• [WHAT YOU HAVE TO DO] Isolate every line in the data with the string "Mass" and copy it.

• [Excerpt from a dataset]
^^^^
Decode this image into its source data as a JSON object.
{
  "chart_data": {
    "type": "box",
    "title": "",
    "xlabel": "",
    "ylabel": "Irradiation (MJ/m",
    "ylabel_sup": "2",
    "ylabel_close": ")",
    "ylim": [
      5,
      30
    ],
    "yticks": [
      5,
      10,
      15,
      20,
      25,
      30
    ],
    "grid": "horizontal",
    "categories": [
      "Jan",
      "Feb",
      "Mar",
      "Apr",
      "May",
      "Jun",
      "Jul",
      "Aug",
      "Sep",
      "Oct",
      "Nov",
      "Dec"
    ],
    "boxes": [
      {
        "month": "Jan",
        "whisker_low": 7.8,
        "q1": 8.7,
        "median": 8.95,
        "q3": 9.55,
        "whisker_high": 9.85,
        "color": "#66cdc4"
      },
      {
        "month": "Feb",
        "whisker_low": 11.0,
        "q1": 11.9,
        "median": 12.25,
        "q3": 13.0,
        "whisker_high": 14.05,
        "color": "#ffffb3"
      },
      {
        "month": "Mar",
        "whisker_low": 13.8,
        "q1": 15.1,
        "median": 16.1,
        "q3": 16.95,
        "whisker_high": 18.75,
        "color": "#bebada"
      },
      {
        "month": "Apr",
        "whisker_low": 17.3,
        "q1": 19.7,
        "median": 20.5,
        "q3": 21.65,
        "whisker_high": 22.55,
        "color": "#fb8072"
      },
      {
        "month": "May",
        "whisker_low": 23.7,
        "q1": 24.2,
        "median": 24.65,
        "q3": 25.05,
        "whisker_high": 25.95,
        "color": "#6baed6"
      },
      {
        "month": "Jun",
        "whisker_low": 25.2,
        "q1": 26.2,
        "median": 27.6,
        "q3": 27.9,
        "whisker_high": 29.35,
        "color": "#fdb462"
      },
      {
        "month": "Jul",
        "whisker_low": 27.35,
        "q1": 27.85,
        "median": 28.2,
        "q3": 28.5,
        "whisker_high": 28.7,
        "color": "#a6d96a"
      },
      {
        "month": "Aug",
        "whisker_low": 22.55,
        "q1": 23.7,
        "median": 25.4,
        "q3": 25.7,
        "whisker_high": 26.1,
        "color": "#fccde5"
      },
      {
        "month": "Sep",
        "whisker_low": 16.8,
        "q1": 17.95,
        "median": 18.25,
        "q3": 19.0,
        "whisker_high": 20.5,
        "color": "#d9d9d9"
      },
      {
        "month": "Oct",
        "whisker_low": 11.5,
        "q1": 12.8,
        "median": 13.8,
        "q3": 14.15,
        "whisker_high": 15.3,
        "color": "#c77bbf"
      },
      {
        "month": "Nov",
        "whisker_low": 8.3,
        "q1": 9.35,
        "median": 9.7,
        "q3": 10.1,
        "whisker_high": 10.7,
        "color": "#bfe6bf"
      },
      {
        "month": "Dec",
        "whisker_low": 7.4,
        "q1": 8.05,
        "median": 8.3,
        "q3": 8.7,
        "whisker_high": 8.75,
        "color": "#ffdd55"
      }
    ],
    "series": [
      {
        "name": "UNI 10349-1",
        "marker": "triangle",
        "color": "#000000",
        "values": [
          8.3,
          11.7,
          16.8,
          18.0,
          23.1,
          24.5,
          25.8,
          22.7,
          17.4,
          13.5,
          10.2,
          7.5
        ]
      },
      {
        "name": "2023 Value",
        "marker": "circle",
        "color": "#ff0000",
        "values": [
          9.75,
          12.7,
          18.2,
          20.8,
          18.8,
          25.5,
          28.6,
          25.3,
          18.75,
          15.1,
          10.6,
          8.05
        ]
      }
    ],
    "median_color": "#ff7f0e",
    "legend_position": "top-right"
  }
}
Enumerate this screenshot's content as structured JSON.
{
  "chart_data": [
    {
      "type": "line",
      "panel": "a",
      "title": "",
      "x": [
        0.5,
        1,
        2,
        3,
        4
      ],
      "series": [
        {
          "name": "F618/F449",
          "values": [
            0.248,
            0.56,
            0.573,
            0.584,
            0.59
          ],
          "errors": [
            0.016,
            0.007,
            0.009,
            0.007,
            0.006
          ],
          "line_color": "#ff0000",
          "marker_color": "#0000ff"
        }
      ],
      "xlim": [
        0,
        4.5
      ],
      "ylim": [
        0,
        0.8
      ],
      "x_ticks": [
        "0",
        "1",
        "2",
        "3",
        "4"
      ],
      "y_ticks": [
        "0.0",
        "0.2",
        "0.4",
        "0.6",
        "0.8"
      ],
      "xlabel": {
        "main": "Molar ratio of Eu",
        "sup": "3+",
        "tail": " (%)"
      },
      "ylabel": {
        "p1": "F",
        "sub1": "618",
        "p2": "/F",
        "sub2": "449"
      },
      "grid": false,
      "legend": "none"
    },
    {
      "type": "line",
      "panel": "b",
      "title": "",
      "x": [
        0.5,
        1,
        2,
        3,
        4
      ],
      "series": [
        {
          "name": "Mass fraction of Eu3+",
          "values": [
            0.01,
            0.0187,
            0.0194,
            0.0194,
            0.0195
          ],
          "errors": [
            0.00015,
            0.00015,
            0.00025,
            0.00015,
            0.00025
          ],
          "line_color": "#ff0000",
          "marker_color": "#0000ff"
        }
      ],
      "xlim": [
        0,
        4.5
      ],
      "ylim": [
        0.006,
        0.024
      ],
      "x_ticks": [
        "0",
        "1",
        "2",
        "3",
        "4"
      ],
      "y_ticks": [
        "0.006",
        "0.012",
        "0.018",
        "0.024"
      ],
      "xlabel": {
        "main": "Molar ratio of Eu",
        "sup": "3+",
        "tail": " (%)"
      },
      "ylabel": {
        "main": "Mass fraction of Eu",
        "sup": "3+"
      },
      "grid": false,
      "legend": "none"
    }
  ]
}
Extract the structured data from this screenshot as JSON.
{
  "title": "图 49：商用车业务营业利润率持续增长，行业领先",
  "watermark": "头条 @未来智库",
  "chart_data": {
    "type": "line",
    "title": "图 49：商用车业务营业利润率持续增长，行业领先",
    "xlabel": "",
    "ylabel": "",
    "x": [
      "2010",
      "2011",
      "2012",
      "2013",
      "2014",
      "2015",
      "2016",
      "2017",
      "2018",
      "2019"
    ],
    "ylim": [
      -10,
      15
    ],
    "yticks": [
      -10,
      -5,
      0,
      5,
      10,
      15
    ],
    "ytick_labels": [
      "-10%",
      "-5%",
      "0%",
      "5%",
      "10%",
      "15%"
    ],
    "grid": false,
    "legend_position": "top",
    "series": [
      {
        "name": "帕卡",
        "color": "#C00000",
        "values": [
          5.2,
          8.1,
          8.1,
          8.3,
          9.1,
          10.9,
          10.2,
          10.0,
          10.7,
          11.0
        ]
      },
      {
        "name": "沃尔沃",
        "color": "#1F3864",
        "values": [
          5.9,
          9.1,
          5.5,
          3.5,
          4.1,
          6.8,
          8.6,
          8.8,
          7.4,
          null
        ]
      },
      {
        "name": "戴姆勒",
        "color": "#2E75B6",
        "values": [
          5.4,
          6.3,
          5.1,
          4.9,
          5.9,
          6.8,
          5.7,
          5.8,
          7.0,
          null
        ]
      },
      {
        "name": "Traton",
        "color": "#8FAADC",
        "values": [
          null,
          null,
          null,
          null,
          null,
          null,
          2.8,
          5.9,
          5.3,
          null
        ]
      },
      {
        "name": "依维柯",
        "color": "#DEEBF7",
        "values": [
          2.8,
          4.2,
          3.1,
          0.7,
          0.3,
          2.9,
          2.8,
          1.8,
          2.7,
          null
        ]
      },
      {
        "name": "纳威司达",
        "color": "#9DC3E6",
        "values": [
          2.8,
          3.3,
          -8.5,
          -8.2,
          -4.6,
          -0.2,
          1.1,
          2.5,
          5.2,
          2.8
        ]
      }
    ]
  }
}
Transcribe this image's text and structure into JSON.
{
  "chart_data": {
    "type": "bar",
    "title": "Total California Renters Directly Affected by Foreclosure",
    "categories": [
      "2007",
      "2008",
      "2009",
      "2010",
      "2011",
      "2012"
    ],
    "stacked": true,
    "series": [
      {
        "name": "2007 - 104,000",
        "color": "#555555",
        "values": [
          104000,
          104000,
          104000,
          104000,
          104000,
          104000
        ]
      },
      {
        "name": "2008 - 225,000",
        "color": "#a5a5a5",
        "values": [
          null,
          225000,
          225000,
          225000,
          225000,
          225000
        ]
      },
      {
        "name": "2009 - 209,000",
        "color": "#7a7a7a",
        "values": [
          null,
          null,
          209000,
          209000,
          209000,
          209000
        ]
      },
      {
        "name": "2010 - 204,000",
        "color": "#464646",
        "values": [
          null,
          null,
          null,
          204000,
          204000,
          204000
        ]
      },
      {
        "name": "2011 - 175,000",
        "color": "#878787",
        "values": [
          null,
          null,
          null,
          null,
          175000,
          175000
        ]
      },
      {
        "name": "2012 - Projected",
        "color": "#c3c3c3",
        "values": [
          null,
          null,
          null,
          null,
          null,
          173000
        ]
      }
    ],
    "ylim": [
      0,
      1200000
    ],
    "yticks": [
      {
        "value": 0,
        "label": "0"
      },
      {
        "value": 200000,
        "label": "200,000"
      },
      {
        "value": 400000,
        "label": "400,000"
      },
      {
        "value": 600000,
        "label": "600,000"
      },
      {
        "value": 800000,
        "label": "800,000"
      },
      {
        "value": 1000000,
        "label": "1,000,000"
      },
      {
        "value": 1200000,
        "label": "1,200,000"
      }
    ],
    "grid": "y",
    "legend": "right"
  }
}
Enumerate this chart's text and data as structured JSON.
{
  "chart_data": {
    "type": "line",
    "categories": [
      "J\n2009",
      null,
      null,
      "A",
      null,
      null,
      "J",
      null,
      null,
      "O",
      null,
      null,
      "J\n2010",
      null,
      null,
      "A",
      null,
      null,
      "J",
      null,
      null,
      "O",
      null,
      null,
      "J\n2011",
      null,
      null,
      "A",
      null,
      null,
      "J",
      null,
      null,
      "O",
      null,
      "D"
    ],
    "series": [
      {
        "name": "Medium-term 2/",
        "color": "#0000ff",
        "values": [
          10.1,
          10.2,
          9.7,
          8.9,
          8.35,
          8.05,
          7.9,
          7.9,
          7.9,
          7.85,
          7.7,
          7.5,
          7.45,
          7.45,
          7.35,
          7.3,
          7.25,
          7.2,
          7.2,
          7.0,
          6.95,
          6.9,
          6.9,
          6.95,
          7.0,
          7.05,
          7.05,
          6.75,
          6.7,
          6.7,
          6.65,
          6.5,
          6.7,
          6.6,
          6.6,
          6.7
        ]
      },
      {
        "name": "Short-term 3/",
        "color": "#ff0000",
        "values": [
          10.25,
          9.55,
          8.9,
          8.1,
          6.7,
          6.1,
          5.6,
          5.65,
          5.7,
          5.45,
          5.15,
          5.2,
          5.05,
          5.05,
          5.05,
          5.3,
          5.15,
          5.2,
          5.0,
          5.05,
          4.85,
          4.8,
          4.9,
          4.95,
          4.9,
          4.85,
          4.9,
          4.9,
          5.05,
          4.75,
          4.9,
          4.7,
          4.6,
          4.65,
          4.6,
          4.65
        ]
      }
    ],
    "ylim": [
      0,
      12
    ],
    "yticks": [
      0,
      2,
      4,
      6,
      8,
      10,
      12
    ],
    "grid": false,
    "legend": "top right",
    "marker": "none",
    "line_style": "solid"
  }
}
^^^^
• [THE COMPLETED TASK]
          "name": "Mass fraction of Eu3+",
        "main": "Mass fraction of Eu",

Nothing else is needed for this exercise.